ENGELLİLERİ KANDIRMAYIN BARİ

03-12-2015

Çoğu kez yazdıklarımızın sadece gazete kâğıdında kaldığını sanarak umutsuzluğa düşüyoruz.

Haksız da sayılmayız. 

Farklı gezegenlerde değiliz.

Ama yine de sağır, dilsiz ve görmüyor edasında olan bir çoğunluk içerisinde gazetecilik yapıyoruz adeta.

Bu vurdumduymazlık, bu ilgisizlik ve umursamazlık heyecanımızı ve umutlarımızı da zedeliyor.

Ancak hala bu mesleği sürdürmemizi gerektiren bir sürü neden var.

Bu nedenlerden biri de kuşkusuz ki duyarlı bir avuç okurlarımızdır.

İşte bu duyarlı okuyucularımız bir kez daha bir çağrımıza büyük bir sorumluluk örneği ile yanıt verdi.

8 Kasım tarihli gazetemizin manşetinde gözleri doğuştan görmeyen minik Elif ile ilgili bir haber yer alıyordu.

Bu haberde Elif’in ailesinin yoksulluk nedeni ile kızlarının gözlerini tedavi edemediklerine yer veriliyordu.

Haber yayınlandıktan sonra birçok hayırsever gazetemizi arayarak küçük Elif’in tedavi edilmesi için katkı sunmak istediklerini söyledi.

Çalışma Talimatları ::
a) Kaynak metne göre, 8 Kasım tarihli gazetenin manşetindeki haber kimle ilgiliydi?
b) Kaynak metinde "Farklı gezegenlerde değiliz." sözleriyle başlayıp "sürü neden var." sözlerine kadar uzanan bölümü aynen yeniden yazın.

Veri Kesiti ::
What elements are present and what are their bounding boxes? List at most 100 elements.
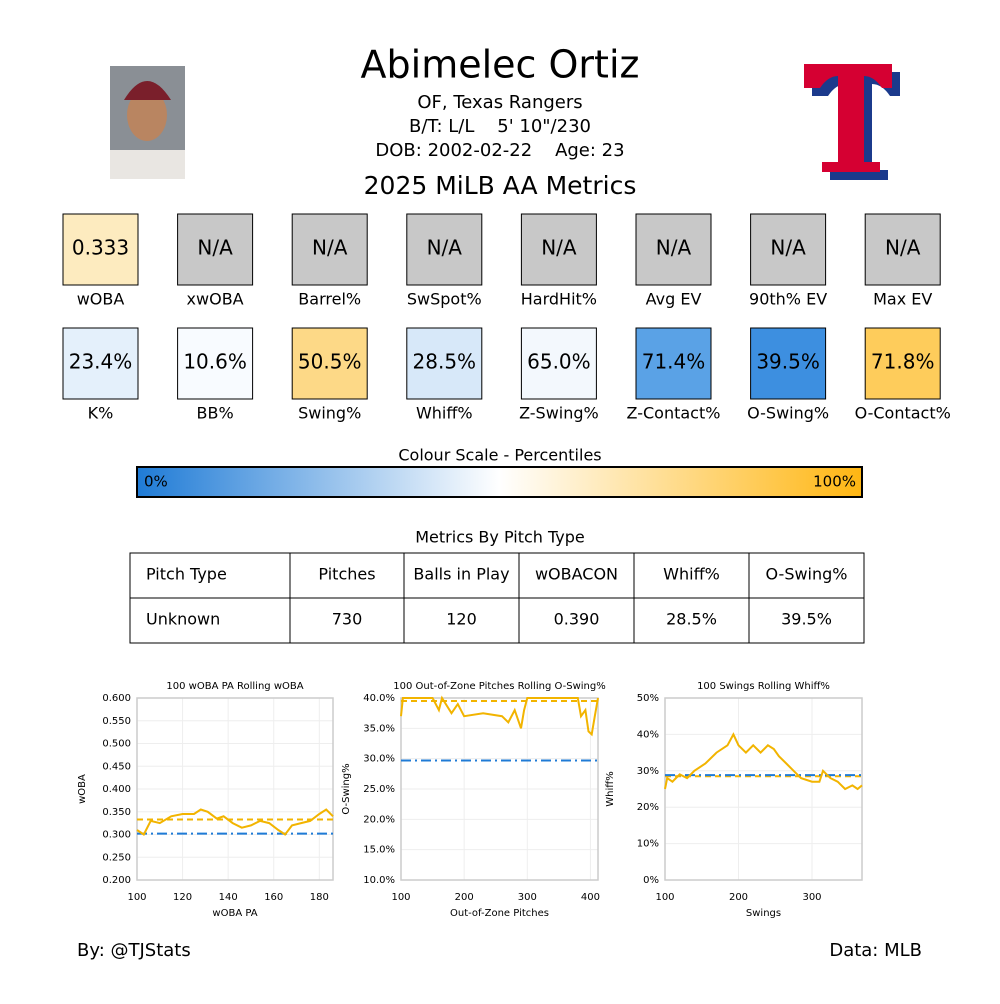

Çözümlü Sorular ::
a) Gözleri doğuştan görmeyen minik Elif ile ilgiliydi.

b)
Farklı gezegenlerde değiliz.

Ama yine de sağır, dilsiz ve görmüyor edasında olan bir çoğunluk içerisinde gazetecilik yapıyoruz adeta.

Bu vurdumduymazlık, bu ilgisizlik ve umursamazlık heyecanımızı ve umutlarımızı da zedeliyor.

Ancak hala bu mesleği sürdürmemizi gerektiren bir sürü neden var.